Locate every line that holds the string "this" and copy it.

(Figure collection entries)
....
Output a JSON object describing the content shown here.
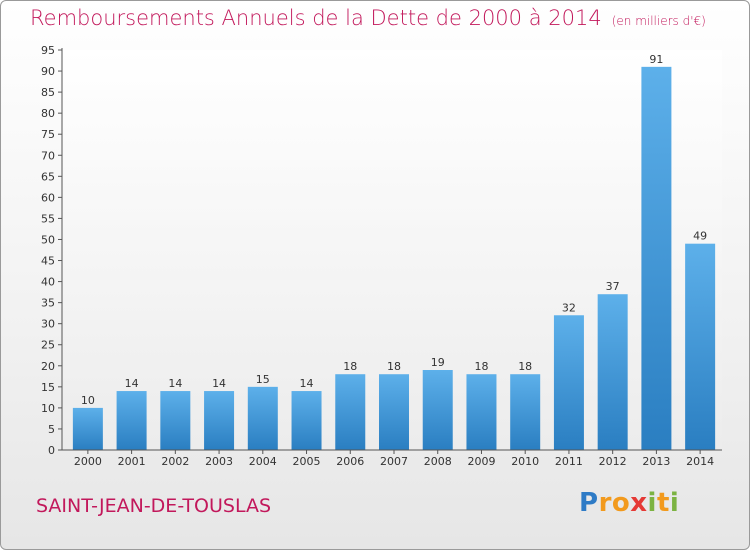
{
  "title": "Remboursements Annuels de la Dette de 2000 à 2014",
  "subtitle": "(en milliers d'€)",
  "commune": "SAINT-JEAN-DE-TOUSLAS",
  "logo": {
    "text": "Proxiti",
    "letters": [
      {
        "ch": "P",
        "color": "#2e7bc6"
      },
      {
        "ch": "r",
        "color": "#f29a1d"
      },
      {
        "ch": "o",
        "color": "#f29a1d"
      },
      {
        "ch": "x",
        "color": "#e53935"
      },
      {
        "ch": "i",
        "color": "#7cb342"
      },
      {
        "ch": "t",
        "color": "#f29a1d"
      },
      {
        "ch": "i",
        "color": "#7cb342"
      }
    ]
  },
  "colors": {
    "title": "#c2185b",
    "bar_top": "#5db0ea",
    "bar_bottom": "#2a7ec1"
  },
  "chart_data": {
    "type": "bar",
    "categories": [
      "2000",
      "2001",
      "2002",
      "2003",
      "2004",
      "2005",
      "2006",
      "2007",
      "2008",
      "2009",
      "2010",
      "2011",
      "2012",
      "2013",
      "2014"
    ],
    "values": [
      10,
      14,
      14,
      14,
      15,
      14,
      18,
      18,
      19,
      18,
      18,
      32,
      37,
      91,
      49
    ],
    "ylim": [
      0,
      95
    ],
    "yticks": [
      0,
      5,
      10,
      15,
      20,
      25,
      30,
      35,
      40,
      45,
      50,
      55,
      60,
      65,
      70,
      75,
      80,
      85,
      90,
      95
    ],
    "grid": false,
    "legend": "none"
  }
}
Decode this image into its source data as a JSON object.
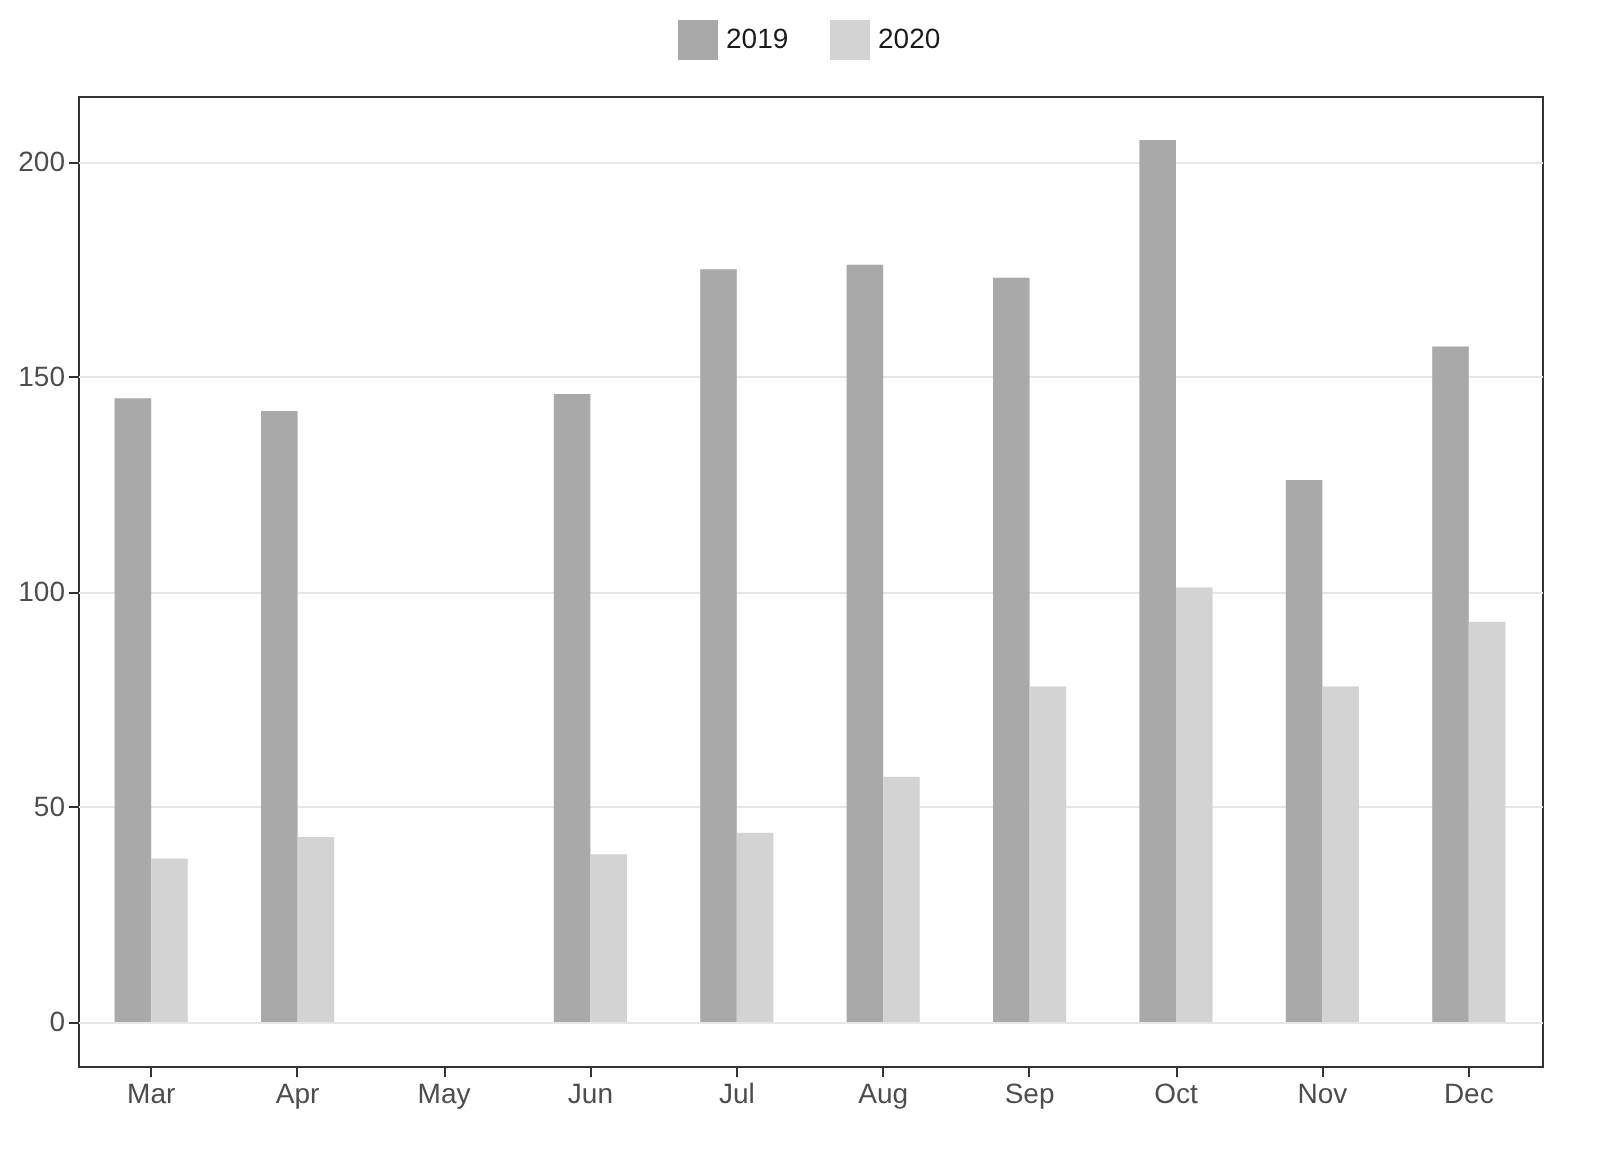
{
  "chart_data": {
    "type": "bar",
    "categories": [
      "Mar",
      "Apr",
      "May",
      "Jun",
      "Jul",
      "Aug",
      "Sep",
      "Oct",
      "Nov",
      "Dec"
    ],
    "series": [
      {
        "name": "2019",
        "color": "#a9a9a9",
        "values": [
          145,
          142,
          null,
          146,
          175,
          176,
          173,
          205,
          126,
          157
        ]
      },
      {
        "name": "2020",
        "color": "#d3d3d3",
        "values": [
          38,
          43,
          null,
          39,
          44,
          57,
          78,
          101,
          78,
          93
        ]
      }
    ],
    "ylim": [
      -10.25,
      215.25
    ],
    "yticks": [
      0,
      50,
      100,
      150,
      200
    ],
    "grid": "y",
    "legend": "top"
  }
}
....
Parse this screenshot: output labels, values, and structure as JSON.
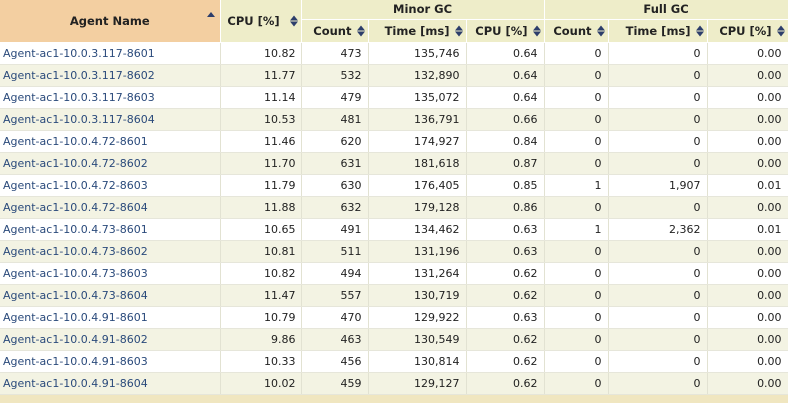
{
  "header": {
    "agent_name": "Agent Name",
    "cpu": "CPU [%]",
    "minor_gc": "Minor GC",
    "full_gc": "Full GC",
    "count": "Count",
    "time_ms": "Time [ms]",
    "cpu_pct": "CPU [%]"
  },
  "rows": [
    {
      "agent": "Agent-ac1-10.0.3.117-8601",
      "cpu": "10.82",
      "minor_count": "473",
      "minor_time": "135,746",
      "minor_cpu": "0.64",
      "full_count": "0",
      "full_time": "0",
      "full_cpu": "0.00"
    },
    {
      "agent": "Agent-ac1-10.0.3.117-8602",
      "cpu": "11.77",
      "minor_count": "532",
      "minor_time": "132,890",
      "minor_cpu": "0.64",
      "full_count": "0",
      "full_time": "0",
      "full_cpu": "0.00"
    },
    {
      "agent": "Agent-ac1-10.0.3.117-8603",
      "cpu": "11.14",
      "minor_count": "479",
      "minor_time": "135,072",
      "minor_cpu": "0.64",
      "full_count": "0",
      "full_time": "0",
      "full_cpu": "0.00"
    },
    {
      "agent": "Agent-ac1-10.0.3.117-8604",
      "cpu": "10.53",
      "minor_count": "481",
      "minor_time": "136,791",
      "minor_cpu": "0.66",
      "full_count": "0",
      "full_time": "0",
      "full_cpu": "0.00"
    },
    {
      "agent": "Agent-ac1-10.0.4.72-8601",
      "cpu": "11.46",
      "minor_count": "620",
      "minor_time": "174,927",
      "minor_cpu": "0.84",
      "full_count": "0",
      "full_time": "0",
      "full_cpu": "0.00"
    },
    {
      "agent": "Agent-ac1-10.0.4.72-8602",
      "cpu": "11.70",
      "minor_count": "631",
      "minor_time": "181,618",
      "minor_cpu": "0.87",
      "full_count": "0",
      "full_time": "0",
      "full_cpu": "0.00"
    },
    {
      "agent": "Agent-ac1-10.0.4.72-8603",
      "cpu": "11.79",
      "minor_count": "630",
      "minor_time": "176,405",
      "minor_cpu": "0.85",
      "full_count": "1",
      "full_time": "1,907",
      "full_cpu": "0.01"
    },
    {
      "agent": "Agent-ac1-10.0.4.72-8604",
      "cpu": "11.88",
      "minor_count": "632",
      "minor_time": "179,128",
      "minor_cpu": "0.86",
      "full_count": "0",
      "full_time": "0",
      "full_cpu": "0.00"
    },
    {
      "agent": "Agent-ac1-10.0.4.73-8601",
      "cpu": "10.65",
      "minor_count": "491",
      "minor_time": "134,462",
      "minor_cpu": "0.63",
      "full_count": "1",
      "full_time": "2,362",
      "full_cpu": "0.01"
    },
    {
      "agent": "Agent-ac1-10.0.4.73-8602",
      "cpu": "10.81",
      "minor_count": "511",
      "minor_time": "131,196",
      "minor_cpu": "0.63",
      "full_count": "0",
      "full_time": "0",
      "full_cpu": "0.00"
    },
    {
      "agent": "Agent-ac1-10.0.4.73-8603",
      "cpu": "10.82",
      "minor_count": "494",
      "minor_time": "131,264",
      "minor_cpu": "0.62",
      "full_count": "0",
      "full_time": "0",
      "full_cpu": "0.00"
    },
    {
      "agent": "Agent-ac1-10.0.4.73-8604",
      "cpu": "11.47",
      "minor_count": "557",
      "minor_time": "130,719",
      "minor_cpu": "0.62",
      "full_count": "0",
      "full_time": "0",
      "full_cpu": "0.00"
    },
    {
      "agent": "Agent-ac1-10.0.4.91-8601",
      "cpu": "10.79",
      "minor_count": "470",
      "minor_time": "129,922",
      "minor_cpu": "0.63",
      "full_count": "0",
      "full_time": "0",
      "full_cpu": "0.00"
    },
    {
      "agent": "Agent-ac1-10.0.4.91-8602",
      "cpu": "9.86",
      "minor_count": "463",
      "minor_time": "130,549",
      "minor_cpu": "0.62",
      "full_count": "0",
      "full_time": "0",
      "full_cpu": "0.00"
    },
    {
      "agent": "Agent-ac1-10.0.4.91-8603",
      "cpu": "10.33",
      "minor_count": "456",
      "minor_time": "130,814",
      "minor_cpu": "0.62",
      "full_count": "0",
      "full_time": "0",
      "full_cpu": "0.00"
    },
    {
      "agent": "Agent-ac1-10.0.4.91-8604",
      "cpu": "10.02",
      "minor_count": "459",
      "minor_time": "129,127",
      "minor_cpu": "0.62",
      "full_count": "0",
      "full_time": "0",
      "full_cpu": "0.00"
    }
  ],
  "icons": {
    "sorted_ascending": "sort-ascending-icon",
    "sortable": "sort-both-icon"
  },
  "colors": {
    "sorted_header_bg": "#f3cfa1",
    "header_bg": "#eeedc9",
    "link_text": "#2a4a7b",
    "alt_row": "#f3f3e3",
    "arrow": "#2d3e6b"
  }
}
....
:: Task output ::
Decode this image into its source data as a JSON object.
Parse this screenshot: output labels, values, and structure as JSON.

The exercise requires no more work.